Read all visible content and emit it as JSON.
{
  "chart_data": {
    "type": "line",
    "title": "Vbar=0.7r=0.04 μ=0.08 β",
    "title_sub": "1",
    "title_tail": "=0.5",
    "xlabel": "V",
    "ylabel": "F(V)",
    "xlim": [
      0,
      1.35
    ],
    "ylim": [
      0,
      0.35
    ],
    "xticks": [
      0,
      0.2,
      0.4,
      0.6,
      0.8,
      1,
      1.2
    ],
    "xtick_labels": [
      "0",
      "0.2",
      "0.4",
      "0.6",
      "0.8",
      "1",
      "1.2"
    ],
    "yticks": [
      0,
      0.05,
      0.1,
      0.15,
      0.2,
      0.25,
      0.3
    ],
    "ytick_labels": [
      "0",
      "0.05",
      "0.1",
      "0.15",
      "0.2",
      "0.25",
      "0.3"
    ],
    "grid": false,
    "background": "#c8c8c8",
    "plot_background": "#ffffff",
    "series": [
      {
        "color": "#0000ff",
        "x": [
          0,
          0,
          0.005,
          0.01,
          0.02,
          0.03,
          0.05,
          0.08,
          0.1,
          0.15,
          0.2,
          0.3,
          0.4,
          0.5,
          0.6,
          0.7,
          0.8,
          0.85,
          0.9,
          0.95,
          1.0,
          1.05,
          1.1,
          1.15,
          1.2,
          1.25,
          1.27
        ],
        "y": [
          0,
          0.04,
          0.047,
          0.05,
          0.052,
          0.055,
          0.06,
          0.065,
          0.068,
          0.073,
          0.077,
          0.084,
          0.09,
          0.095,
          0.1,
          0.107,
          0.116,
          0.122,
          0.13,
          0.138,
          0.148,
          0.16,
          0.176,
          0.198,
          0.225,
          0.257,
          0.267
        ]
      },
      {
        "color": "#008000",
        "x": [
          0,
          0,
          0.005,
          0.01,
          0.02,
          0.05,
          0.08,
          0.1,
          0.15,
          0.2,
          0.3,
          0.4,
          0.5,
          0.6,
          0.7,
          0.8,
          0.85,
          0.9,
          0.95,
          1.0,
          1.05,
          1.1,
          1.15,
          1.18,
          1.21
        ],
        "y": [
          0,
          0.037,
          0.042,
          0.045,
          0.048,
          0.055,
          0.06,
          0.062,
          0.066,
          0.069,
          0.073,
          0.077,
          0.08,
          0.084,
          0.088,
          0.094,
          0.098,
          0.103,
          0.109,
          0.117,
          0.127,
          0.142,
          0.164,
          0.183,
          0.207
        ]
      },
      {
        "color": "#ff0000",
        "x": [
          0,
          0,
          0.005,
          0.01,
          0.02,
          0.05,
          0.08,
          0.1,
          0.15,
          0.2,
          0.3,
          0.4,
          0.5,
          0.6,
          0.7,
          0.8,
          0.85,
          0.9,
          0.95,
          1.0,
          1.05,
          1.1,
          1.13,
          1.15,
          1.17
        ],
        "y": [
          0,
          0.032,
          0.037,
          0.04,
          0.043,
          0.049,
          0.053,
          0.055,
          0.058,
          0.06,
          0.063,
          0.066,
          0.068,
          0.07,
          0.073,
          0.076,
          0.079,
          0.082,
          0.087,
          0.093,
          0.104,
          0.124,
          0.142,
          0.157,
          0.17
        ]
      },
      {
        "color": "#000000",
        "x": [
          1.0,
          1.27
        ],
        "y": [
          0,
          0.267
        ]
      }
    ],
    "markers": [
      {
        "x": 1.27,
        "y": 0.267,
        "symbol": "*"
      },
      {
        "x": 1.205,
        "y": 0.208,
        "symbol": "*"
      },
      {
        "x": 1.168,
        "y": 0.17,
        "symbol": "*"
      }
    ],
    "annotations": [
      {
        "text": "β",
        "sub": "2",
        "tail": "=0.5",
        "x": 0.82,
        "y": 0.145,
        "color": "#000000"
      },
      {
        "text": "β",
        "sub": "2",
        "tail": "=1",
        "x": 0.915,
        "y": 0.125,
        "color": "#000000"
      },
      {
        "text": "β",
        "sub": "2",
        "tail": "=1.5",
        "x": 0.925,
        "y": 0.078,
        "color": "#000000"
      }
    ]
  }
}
####
**What you have to do**
Repeat the records above exactly, leaving none out.

**Response**
Read all visible content and emit it as JSON.
{
  "chart_data": {
    "type": "line",
    "title": "Vbar=0.7r=0.04 μ=0.08 β",
    "title_sub": "1",
    "title_tail": "=0.5",
    "xlabel": "V",
    "ylabel": "F(V)",
    "xlim": [
      0,
      1.35
    ],
    "ylim": [
      0,
      0.35
    ],
    "xticks": [
      0,
      0.2,
      0.4,
      0.6,
      0.8,
      1,
      1.2
    ],
    "xtick_labels": [
      "0",
      "0.2",
      "0.4",
      "0.6",
      "0.8",
      "1",
      "1.2"
    ],
    "yticks": [
      0,
      0.05,
      0.1,
      0.15,
      0.2,
      0.25,
      0.3
    ],
    "ytick_labels": [
      "0",
      "0.05",
      "0.1",
      "0.15",
      "0.2",
      "0.25",
      "0.3"
    ],
    "grid": false,
    "background": "#c8c8c8",
    "plot_background": "#ffffff",
    "series": [
      {
        "color": "#0000ff",
        "x": [
          0,
          0,
          0.005,
          0.01,
          0.02,
          0.03,
          0.05,
          0.08,
          0.1,
          0.15,
          0.2,
          0.3,
          0.4,
          0.5,
          0.6,
          0.7,
          0.8,
          0.85,
          0.9,
          0.95,
          1.0,
          1.05,
          1.1,
          1.15,
          1.2,
          1.25,
          1.27
        ],
        "y": [
          0,
          0.04,
          0.047,
          0.05,
          0.052,
          0.055,
          0.06,
          0.065,
          0.068,
          0.073,
          0.077,
          0.084,
          0.09,
          0.095,
          0.1,
          0.107,
          0.116,
          0.122,
          0.13,
          0.138,
          0.148,
          0.16,
          0.176,
          0.198,
          0.225,
          0.257,
          0.267
        ]
      },
      {
        "color": "#008000",
        "x": [
          0,
          0,
          0.005,
          0.01,
          0.02,
          0.05,
          0.08,
          0.1,
          0.15,
          0.2,
          0.3,
          0.4,
          0.5,
          0.6,
          0.7,
          0.8,
          0.85,
          0.9,
          0.95,
          1.0,
          1.05,
          1.1,
          1.15,
          1.18,
          1.21
        ],
        "y": [
          0,
          0.037,
          0.042,
          0.045,
          0.048,
          0.055,
          0.06,
          0.062,
          0.066,
          0.069,
          0.073,
          0.077,
          0.08,
          0.084,
          0.088,
          0.094,
          0.098,
          0.103,
          0.109,
          0.117,
          0.127,
          0.142,
          0.164,
          0.183,
          0.207
        ]
      },
      {
        "color": "#ff0000",
        "x": [
          0,
          0,
          0.005,
          0.01,
          0.02,
          0.05,
          0.08,
          0.1,
          0.15,
          0.2,
          0.3,
          0.4,
          0.5,
          0.6,
          0.7,
          0.8,
          0.85,
          0.9,
          0.95,
          1.0,
          1.05,
          1.1,
          1.13,
          1.15,
          1.17
        ],
        "y": [
          0,
          0.032,
          0.037,
          0.04,
          0.043,
          0.049,
          0.053,
          0.055,
          0.058,
          0.06,
          0.063,
          0.066,
          0.068,
          0.07,
          0.073,
          0.076,
          0.079,
          0.082,
          0.087,
          0.093,
          0.104,
          0.124,
          0.142,
          0.157,
          0.17
        ]
      },
      {
        "color": "#000000",
        "x": [
          1.0,
          1.27
        ],
        "y": [
          0,
          0.267
        ]
      }
    ],
    "markers": [
      {
        "x": 1.27,
        "y": 0.267,
        "symbol": "*"
      },
      {
        "x": 1.205,
        "y": 0.208,
        "symbol": "*"
      },
      {
        "x": 1.168,
        "y": 0.17,
        "symbol": "*"
      }
    ],
    "annotations": [
      {
        "text": "β",
        "sub": "2",
        "tail": "=0.5",
        "x": 0.82,
        "y": 0.145,
        "color": "#000000"
      },
      {
        "text": "β",
        "sub": "2",
        "tail": "=1",
        "x": 0.915,
        "y": 0.125,
        "color": "#000000"
      },
      {
        "text": "β",
        "sub": "2",
        "tail": "=1.5",
        "x": 0.925,
        "y": 0.078,
        "color": "#000000"
      }
    ]
  }
}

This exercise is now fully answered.